- EXERCISE
Search the listing below for the word "subtitle" and copy each line that holds it.
***** DATASET RECORDS *****
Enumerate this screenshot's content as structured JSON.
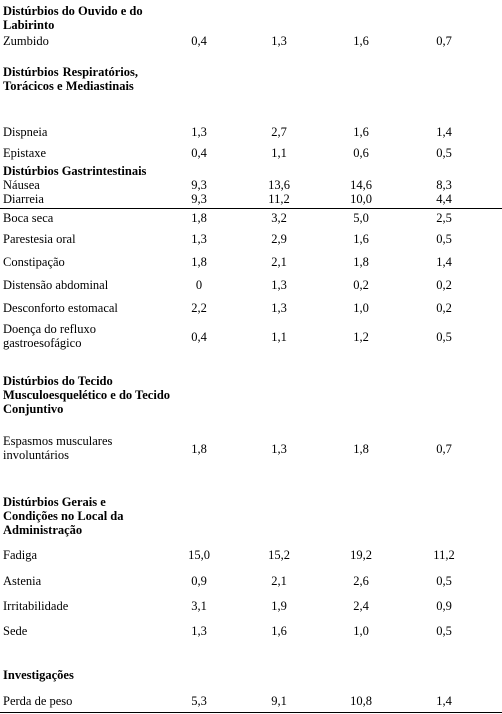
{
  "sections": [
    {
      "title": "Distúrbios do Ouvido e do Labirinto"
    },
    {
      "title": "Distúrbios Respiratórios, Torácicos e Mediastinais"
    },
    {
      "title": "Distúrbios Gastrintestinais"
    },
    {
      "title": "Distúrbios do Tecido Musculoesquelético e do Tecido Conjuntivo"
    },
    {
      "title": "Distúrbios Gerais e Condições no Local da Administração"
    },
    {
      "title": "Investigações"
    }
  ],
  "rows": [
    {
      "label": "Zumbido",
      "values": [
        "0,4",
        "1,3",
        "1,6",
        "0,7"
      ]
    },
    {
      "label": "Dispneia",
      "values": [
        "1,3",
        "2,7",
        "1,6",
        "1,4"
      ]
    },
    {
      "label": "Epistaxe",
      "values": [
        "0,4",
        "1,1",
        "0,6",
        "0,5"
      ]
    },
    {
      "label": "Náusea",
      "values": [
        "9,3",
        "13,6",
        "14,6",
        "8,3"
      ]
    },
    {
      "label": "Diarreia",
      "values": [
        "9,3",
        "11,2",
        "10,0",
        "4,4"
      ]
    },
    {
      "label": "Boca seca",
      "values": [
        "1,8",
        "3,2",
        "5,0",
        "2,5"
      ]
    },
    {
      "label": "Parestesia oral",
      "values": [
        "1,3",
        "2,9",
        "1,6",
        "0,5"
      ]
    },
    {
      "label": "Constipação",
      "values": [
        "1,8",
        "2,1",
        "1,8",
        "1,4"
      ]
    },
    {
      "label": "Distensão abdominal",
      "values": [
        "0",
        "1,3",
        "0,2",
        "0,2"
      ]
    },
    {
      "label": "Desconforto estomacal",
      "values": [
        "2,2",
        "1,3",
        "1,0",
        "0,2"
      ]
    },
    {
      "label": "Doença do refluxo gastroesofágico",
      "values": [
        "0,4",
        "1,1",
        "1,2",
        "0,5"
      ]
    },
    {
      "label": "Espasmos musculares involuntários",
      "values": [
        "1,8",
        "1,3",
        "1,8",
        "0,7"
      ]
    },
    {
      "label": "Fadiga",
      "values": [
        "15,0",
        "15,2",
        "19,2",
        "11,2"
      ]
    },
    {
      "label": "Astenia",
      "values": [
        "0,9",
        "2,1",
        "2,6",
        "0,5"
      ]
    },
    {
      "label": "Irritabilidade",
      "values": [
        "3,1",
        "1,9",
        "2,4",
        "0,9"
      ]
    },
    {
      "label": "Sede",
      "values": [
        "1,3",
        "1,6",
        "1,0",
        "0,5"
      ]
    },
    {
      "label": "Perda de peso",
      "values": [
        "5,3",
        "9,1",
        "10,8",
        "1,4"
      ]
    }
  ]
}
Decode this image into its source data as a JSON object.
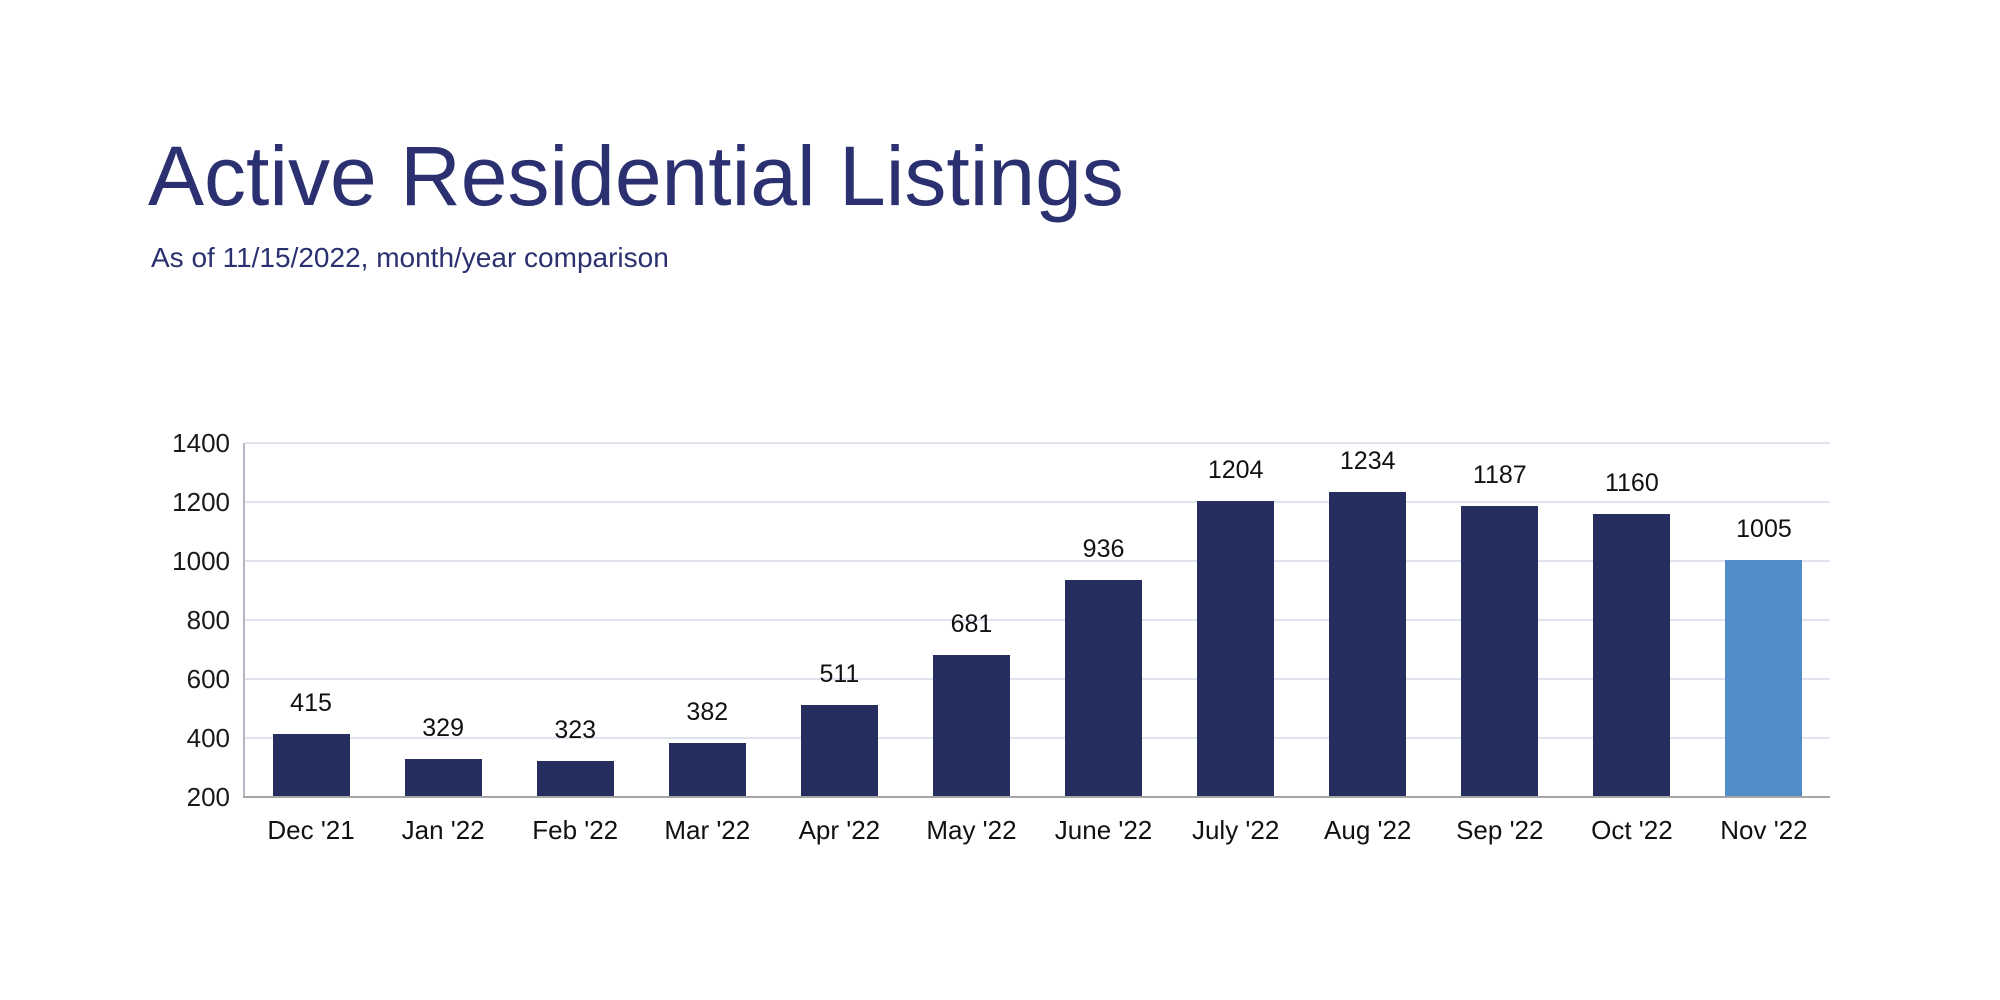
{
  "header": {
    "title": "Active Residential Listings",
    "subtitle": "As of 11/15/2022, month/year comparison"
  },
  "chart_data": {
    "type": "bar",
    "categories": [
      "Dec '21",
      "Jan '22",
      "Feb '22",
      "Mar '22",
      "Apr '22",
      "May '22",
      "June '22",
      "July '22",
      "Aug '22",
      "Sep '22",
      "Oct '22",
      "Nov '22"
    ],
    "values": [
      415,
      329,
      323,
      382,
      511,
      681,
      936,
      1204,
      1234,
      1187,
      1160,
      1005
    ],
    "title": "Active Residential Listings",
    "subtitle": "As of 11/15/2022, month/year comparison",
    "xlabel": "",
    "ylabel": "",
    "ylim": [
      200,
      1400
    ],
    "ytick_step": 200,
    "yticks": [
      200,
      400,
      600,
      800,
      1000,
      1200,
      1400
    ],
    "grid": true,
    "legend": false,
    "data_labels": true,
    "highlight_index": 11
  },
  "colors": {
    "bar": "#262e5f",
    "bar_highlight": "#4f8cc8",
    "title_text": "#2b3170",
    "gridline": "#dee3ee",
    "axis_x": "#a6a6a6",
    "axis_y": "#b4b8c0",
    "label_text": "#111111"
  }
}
*****
***** DATASET RECORDS *****
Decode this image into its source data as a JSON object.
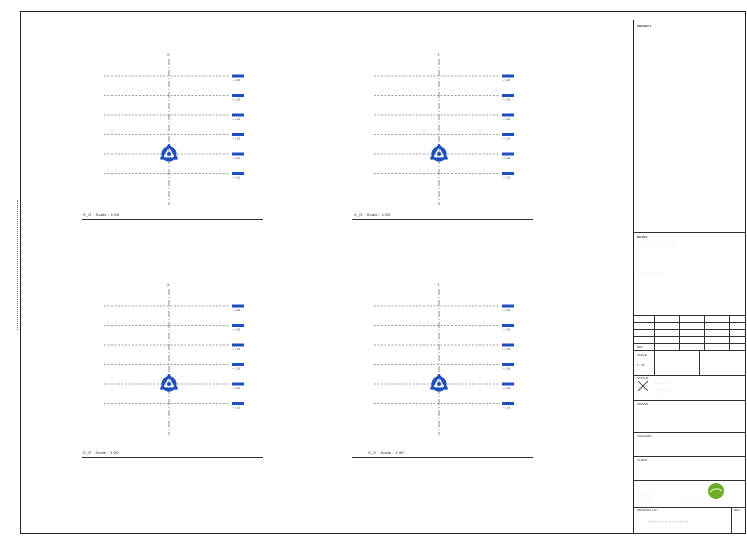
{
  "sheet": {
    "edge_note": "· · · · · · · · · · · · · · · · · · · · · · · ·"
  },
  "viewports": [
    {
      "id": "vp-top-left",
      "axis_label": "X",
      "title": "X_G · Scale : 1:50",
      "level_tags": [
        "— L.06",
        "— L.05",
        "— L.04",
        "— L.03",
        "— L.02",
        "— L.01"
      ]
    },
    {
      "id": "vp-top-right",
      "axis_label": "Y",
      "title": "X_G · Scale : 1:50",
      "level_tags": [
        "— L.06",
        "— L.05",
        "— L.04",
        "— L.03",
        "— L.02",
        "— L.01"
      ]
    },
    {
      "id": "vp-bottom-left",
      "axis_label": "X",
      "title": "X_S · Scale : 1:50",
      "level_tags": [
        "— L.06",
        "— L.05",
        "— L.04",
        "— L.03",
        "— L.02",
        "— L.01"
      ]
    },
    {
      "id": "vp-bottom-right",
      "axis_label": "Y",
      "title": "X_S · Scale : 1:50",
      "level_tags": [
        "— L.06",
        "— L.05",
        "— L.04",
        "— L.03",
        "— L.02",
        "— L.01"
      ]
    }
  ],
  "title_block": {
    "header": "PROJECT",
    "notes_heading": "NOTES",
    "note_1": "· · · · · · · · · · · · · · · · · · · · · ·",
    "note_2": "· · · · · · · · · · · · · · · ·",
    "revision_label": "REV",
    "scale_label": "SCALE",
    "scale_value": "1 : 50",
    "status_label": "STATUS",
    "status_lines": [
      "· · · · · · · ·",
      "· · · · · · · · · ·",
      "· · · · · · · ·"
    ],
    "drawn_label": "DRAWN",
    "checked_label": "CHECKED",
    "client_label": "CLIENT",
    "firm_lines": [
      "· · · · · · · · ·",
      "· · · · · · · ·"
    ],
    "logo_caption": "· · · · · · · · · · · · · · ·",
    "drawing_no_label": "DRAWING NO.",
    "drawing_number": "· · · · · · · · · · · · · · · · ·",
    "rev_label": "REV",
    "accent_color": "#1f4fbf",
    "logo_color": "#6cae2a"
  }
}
*****
- RESULT OF THE EXERCISE
    "subtitle": "As of 11/15/2022, month/year comparison"
    "subtitle": "As of 11/15/2022, month/year comparison",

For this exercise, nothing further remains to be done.